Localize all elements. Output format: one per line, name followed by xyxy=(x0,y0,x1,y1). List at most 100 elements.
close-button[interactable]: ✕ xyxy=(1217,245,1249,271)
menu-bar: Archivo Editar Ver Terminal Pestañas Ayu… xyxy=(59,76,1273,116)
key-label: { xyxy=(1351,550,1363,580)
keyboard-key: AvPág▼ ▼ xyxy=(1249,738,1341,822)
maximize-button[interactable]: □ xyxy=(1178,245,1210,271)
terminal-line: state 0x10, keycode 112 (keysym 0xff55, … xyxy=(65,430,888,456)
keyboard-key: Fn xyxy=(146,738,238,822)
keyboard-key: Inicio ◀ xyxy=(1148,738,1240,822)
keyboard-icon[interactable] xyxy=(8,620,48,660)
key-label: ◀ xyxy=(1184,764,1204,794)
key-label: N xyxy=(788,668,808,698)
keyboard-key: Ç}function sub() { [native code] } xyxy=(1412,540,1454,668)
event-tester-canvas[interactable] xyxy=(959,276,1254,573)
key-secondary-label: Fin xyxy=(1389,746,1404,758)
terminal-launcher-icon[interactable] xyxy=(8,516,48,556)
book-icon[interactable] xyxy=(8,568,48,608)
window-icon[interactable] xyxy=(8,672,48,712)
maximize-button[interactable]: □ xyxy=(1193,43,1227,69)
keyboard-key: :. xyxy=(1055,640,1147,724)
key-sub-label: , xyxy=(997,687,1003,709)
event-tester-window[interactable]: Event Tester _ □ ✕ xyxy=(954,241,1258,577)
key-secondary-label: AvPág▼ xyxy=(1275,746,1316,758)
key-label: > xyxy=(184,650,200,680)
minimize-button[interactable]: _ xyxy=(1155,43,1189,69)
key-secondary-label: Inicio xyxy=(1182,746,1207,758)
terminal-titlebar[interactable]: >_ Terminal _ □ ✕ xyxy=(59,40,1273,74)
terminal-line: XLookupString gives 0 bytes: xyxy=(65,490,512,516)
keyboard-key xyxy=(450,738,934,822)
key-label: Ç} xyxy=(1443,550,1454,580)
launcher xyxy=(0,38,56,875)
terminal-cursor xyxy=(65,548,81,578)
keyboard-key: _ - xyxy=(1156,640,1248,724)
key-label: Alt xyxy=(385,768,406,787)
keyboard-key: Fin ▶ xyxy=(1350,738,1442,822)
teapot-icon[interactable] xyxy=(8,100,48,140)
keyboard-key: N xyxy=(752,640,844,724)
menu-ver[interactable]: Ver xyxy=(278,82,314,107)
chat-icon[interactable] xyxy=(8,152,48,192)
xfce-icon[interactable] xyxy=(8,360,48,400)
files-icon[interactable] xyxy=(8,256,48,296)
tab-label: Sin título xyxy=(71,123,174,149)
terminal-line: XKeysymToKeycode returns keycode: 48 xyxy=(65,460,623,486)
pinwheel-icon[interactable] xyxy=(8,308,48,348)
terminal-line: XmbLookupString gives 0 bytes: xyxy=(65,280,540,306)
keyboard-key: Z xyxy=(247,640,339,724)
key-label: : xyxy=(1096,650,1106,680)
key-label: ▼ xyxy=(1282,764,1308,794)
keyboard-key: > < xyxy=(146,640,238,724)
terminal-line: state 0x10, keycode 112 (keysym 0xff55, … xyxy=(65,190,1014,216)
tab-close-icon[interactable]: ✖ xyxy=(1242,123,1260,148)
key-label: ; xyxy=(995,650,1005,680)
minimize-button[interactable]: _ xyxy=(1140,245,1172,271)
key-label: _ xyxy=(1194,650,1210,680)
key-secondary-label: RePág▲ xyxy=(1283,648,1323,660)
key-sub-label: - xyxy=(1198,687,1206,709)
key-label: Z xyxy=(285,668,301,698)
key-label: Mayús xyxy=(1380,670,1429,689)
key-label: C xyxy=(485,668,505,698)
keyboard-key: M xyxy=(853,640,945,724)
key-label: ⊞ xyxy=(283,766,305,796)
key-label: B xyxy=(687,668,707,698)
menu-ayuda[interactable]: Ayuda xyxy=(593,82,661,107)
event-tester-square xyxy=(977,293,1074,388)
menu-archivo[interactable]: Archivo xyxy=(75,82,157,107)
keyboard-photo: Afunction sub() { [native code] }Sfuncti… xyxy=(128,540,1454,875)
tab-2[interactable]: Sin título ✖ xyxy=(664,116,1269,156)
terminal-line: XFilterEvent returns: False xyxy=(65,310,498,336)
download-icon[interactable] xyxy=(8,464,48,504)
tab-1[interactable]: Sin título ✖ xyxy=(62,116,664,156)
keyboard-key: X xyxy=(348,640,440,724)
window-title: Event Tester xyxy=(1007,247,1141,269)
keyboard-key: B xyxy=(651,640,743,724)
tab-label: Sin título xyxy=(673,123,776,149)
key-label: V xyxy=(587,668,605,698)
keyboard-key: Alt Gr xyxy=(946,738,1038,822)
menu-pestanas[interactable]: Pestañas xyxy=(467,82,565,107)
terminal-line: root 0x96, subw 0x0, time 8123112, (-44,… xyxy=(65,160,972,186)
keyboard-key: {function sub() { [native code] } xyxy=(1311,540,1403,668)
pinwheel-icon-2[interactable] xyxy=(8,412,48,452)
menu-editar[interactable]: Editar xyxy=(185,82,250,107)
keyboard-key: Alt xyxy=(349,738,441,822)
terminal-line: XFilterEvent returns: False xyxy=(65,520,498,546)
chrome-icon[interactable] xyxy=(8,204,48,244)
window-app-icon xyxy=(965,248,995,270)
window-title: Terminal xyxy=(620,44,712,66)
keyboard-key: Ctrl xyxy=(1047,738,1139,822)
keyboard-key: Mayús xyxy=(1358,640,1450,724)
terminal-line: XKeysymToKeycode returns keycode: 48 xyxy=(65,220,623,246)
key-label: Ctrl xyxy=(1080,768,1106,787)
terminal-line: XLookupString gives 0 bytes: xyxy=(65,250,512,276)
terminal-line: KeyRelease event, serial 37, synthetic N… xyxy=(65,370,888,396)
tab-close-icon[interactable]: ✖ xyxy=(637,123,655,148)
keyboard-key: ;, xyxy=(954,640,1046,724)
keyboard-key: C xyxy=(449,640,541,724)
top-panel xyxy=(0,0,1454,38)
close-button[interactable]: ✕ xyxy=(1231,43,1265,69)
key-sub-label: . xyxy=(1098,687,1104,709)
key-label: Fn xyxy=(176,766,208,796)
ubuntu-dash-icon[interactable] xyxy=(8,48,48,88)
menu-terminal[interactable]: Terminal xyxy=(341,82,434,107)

☆ ☆ ☆ ☆

Problem details
Copy out each line of these records exactly as it stands.

Reply
Localize all elements. Output format: one per line, name followed by xyxy=(x0,y0,x1,y1). List at most 100 elements.
close-button[interactable]: ✕ xyxy=(1217,245,1249,271)
menu-bar: Archivo Editar Ver Terminal Pestañas Ayu… xyxy=(59,76,1273,116)
key-label: { xyxy=(1351,550,1363,580)
keyboard-key: AvPág▼ ▼ xyxy=(1249,738,1341,822)
maximize-button[interactable]: □ xyxy=(1178,245,1210,271)
terminal-line: state 0x10, keycode 112 (keysym 0xff55, … xyxy=(65,430,888,456)
keyboard-key: Fn xyxy=(146,738,238,822)
keyboard-key: Inicio ◀ xyxy=(1148,738,1240,822)
keyboard-icon[interactable] xyxy=(8,620,48,660)
key-label: ◀ xyxy=(1184,764,1204,794)
key-label: N xyxy=(788,668,808,698)
keyboard-key: Ç}function sub() { [native code] } xyxy=(1412,540,1454,668)
event-tester-canvas[interactable] xyxy=(959,276,1254,573)
key-secondary-label: Fin xyxy=(1389,746,1404,758)
terminal-launcher-icon[interactable] xyxy=(8,516,48,556)
book-icon[interactable] xyxy=(8,568,48,608)
window-icon[interactable] xyxy=(8,672,48,712)
maximize-button[interactable]: □ xyxy=(1193,43,1227,69)
keyboard-key: :. xyxy=(1055,640,1147,724)
key-sub-label: , xyxy=(997,687,1003,709)
event-tester-window[interactable]: Event Tester _ □ ✕ xyxy=(954,241,1258,577)
key-secondary-label: AvPág▼ xyxy=(1275,746,1316,758)
key-label: > xyxy=(184,650,200,680)
minimize-button[interactable]: _ xyxy=(1155,43,1189,69)
key-secondary-label: Inicio xyxy=(1182,746,1207,758)
terminal-titlebar[interactable]: >_ Terminal _ □ ✕ xyxy=(59,40,1273,74)
terminal-line: XLookupString gives 0 bytes: xyxy=(65,490,512,516)
keyboard-key xyxy=(450,738,934,822)
key-label: Ç} xyxy=(1443,550,1454,580)
launcher xyxy=(0,38,56,875)
terminal-cursor xyxy=(65,548,81,578)
keyboard-key: _ - xyxy=(1156,640,1248,724)
key-label: Alt xyxy=(385,768,406,787)
keyboard-key: Fin ▶ xyxy=(1350,738,1442,822)
teapot-icon[interactable] xyxy=(8,100,48,140)
keyboard-key: N xyxy=(752,640,844,724)
menu-ver[interactable]: Ver xyxy=(278,82,314,107)
chat-icon[interactable] xyxy=(8,152,48,192)
xfce-icon[interactable] xyxy=(8,360,48,400)
files-icon[interactable] xyxy=(8,256,48,296)
tab-label: Sin título xyxy=(71,123,174,149)
terminal-line: XKeysymToKeycode returns keycode: 48 xyxy=(65,460,623,486)
pinwheel-icon[interactable] xyxy=(8,308,48,348)
terminal-line: XmbLookupString gives 0 bytes: xyxy=(65,280,540,306)
keyboard-key: Z xyxy=(247,640,339,724)
key-label: : xyxy=(1096,650,1106,680)
key-label: ▼ xyxy=(1282,764,1308,794)
keyboard-key: > < xyxy=(146,640,238,724)
terminal-line: state 0x10, keycode 112 (keysym 0xff55, … xyxy=(65,190,1014,216)
tab-close-icon[interactable]: ✖ xyxy=(1242,123,1260,148)
key-label: ; xyxy=(995,650,1005,680)
minimize-button[interactable]: _ xyxy=(1140,245,1172,271)
key-label: _ xyxy=(1194,650,1210,680)
key-secondary-label: RePág▲ xyxy=(1283,648,1323,660)
key-sub-label: - xyxy=(1198,687,1206,709)
key-label: Z xyxy=(285,668,301,698)
key-label: Mayús xyxy=(1380,670,1429,689)
key-label: C xyxy=(485,668,505,698)
keyboard-key: M xyxy=(853,640,945,724)
key-label: ⊞ xyxy=(283,766,305,796)
key-label: B xyxy=(687,668,707,698)
menu-ayuda[interactable]: Ayuda xyxy=(593,82,661,107)
event-tester-square xyxy=(977,293,1074,388)
menu-archivo[interactable]: Archivo xyxy=(75,82,157,107)
keyboard-photo: Afunction sub() { [native code] }Sfuncti… xyxy=(128,540,1454,875)
tab-2[interactable]: Sin título ✖ xyxy=(664,116,1269,156)
terminal-line: XFilterEvent returns: False xyxy=(65,310,498,336)
download-icon[interactable] xyxy=(8,464,48,504)
tab-1[interactable]: Sin título ✖ xyxy=(62,116,664,156)
keyboard-key: X xyxy=(348,640,440,724)
window-title: Event Tester xyxy=(1007,247,1141,269)
keyboard-key: B xyxy=(651,640,743,724)
tab-label: Sin título xyxy=(673,123,776,149)
key-label: V xyxy=(587,668,605,698)
keyboard-key: Alt Gr xyxy=(946,738,1038,822)
menu-pestanas[interactable]: Pestañas xyxy=(467,82,565,107)
terminal-line: root 0x96, subw 0x0, time 8123112, (-44,… xyxy=(65,160,972,186)
keyboard-key: {function sub() { [native code] } xyxy=(1311,540,1403,668)
pinwheel-icon-2[interactable] xyxy=(8,412,48,452)
menu-editar[interactable]: Editar xyxy=(185,82,250,107)
keyboard-key: Alt xyxy=(349,738,441,822)
terminal-line: XFilterEvent returns: False xyxy=(65,520,498,546)
chrome-icon[interactable] xyxy=(8,204,48,244)
window-app-icon xyxy=(965,248,995,270)
window-title: Terminal xyxy=(620,44,712,66)
keyboard-key: Ctrl xyxy=(1047,738,1139,822)
keyboard-key: Mayús xyxy=(1358,640,1450,724)
terminal-line: XKeysymToKeycode returns keycode: 48 xyxy=(65,220,623,246)
key-label: Ctrl xyxy=(1080,768,1106,787)
terminal-line: XLookupString gives 0 bytes: xyxy=(65,250,512,276)
terminal-line: KeyRelease event, serial 37, synthetic N… xyxy=(65,370,888,396)
tab-close-icon[interactable]: ✖ xyxy=(637,123,655,148)
keyboard-key: ;, xyxy=(954,640,1046,724)
keyboard-key: C xyxy=(449,640,541,724)
top-panel xyxy=(0,0,1454,38)
close-button[interactable]: ✕ xyxy=(1231,43,1265,69)
key-sub-label: . xyxy=(1098,687,1104,709)
key-label: Fn xyxy=(176,766,208,796)
ubuntu-dash-icon[interactable] xyxy=(8,48,48,88)
menu-terminal[interactable]: Terminal xyxy=(341,82,434,107)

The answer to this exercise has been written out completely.